HOW TO COMPLETE THIS TASK
Give back every entry exactly as it is written, but not the pictures.

(Extracted records)
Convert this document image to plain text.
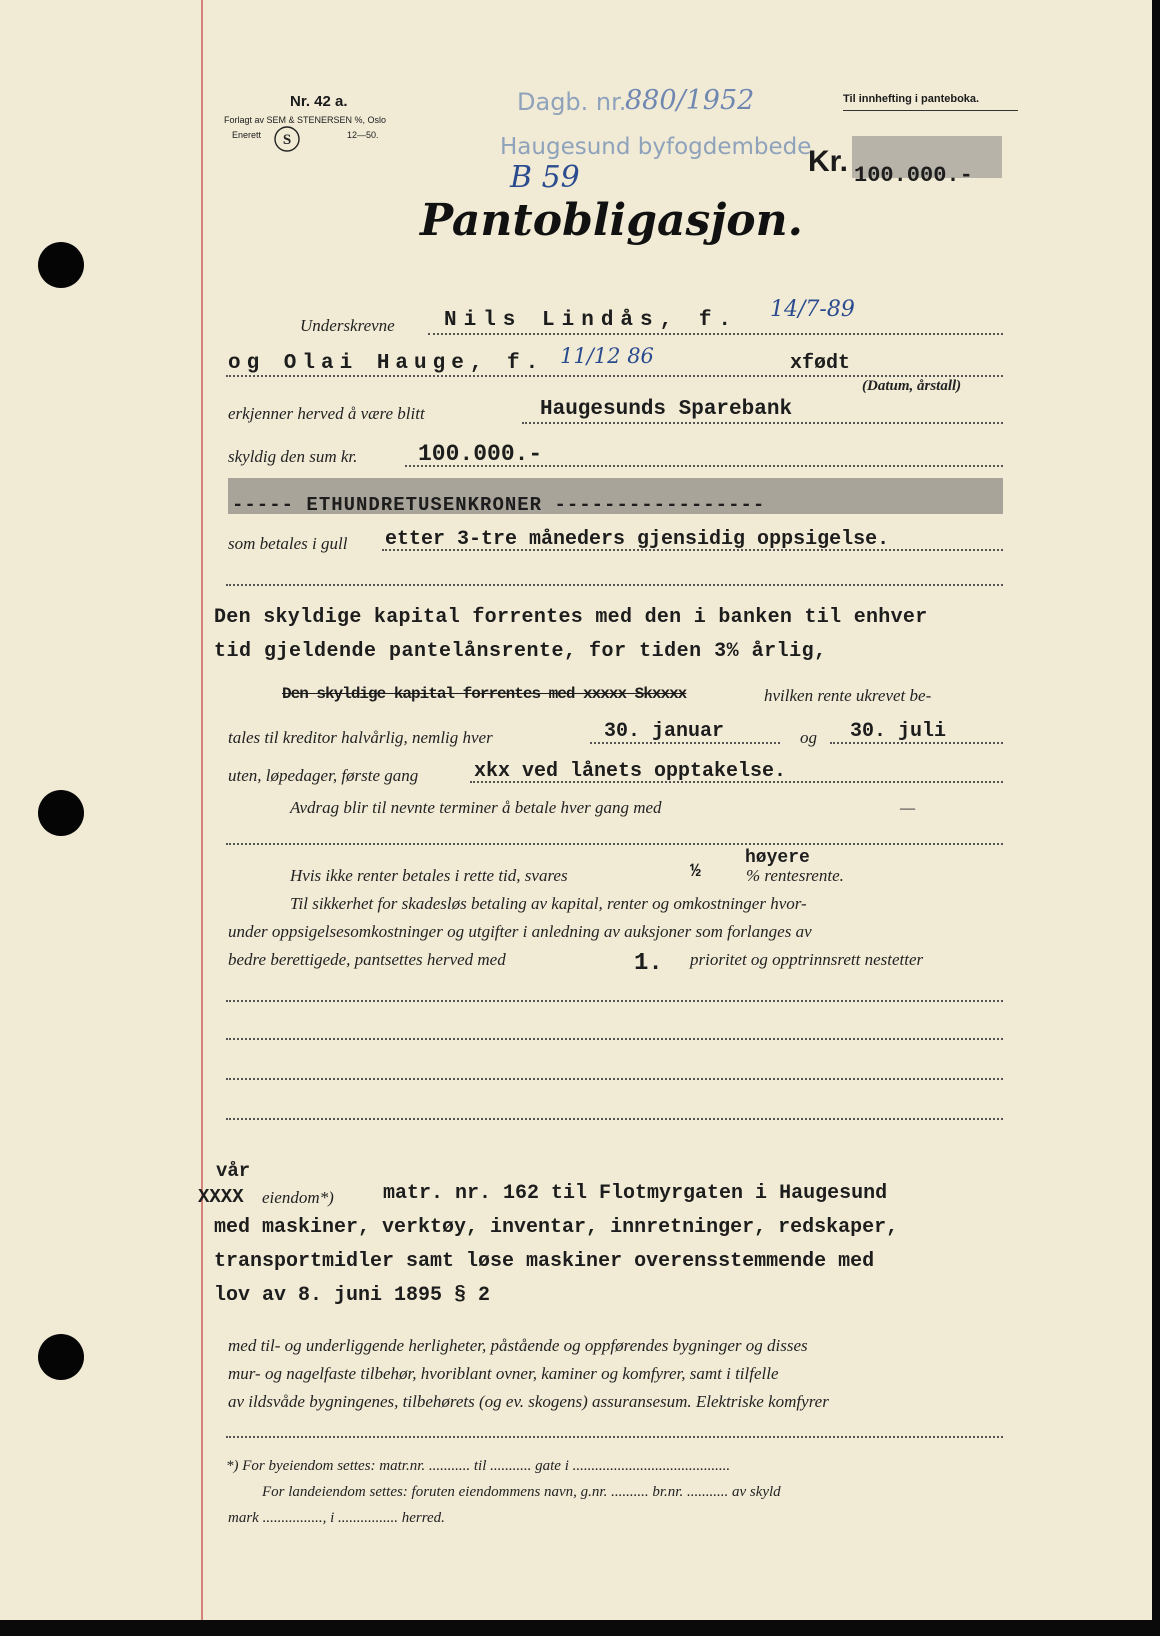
Nr. 42 a.
Forlagt av SEM & STENERSEN %, Oslo
Enerett S	12—50.
Dagb. nr.
880/1952
Haugesund byfogdembede
B 59
Til innhefting i panteboka.
Kr. 100.000.-
Pantobligasjon.
Underskrevne Nils Lindås, f. 14/7-89
og Olai Hauge, f. 11/12 86	xfødt
(Datum, årstall)
erkjenner herved å være blitt	Haugesunds Sparebank
skyldig den sum kr.	100.000.-
----- ETHUNDRETUSENKRONER -----------------
som betales i gull etter 3-tre måneders gjensidig oppsigelse.
Den skyldige kapital forrentes med den i banken til enhver
tid gjeldende pantelånsrente, for tiden 3% årlig,
Den skyldige kapital forrentes med xxxxx Skxxxx	hvilken rente ukrevet be-
tales til kreditor halvårlig, nemlig hver	30. januar	og 30. juli
uten, løpedager, første gang	xkx ved lånets opptakelse.
Avdrag blir til nevnte terminer å betale hver gang med	—
Hvis ikke renter betales i rette tid, svares	½
høyere
% rentesrente.
Til sikkerhet for skadesløs betaling av kapital, renter og omkostninger hvor-
under oppsigelsesomkostninger og utgifter i anledning av auksjoner som forlanges av
bedre berettigede, pantsettes herved med	1. prioritet og opptrinnsrett nestetter
vår
XXXX eiendom*) matr. nr. 162 til Flotmyrgaten i Haugesund
med maskiner, verktøy, inventar, innretninger, redskaper,
transportmidler samt løse maskiner overensstemmende med
lov av 8. juni 1895 § 2
med til- og underliggende herligheter, påstående og oppførendes bygninger og disses
mur- og nagelfaste tilbehør, hvoriblant ovner, kaminer og komfyrer, samt i tilfelle
av ildsvåde bygningenes, tilbehørets (og ev. skogens) assuransesum. Elektriske komfyrer
*) For byeiendom settes: matr.nr. ........... til ........... gate i ..........................................
For landeiendom settes: foruten eiendommens navn, g.nr. .......... br.nr. ........... av skyld
mark ................, i ................ herred.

ANSWER AREA
Convert this document image to plain text.
Nr. 42 a.
Forlagt av SEM & STENERSEN %, Oslo
Enerett S	12—50.
Dagb. nr.
880/1952
Haugesund byfogdembede
B 59
Til innhefting i panteboka.
Kr. 100.000.-
Pantobligasjon.
Underskrevne Nils Lindås, f. 14/7-89
og Olai Hauge, f. 11/12 86	xfødt
(Datum, årstall)
erkjenner herved å være blitt	Haugesunds Sparebank
skyldig den sum kr.	100.000.-
----- ETHUNDRETUSENKRONER -----------------
som betales i gull etter 3-tre måneders gjensidig oppsigelse.
Den skyldige kapital forrentes med den i banken til enhver
tid gjeldende pantelånsrente, for tiden 3% årlig,
Den skyldige kapital forrentes med xxxxx Skxxxx	hvilken rente ukrevet be-
tales til kreditor halvårlig, nemlig hver	30. januar	og 30. juli
uten, løpedager, første gang	xkx ved lånets opptakelse.
Avdrag blir til nevnte terminer å betale hver gang med	—
Hvis ikke renter betales i rette tid, svares	½
høyere
% rentesrente.
Til sikkerhet for skadesløs betaling av kapital, renter og omkostninger hvor-
under oppsigelsesomkostninger og utgifter i anledning av auksjoner som forlanges av
bedre berettigede, pantsettes herved med	1. prioritet og opptrinnsrett nestetter
vår
XXXX eiendom*) matr. nr. 162 til Flotmyrgaten i Haugesund
med maskiner, verktøy, inventar, innretninger, redskaper,
transportmidler samt løse maskiner overensstemmende med
lov av 8. juni 1895 § 2
med til- og underliggende herligheter, påstående og oppførendes bygninger og disses
mur- og nagelfaste tilbehør, hvoriblant ovner, kaminer og komfyrer, samt i tilfelle
av ildsvåde bygningenes, tilbehørets (og ev. skogens) assuransesum. Elektriske komfyrer
*) For byeiendom settes: matr.nr. ........... til ........... gate i ..........................................
For landeiendom settes: foruten eiendommens navn, g.nr. .......... br.nr. ........... av skyld
mark ................, i ................ herred.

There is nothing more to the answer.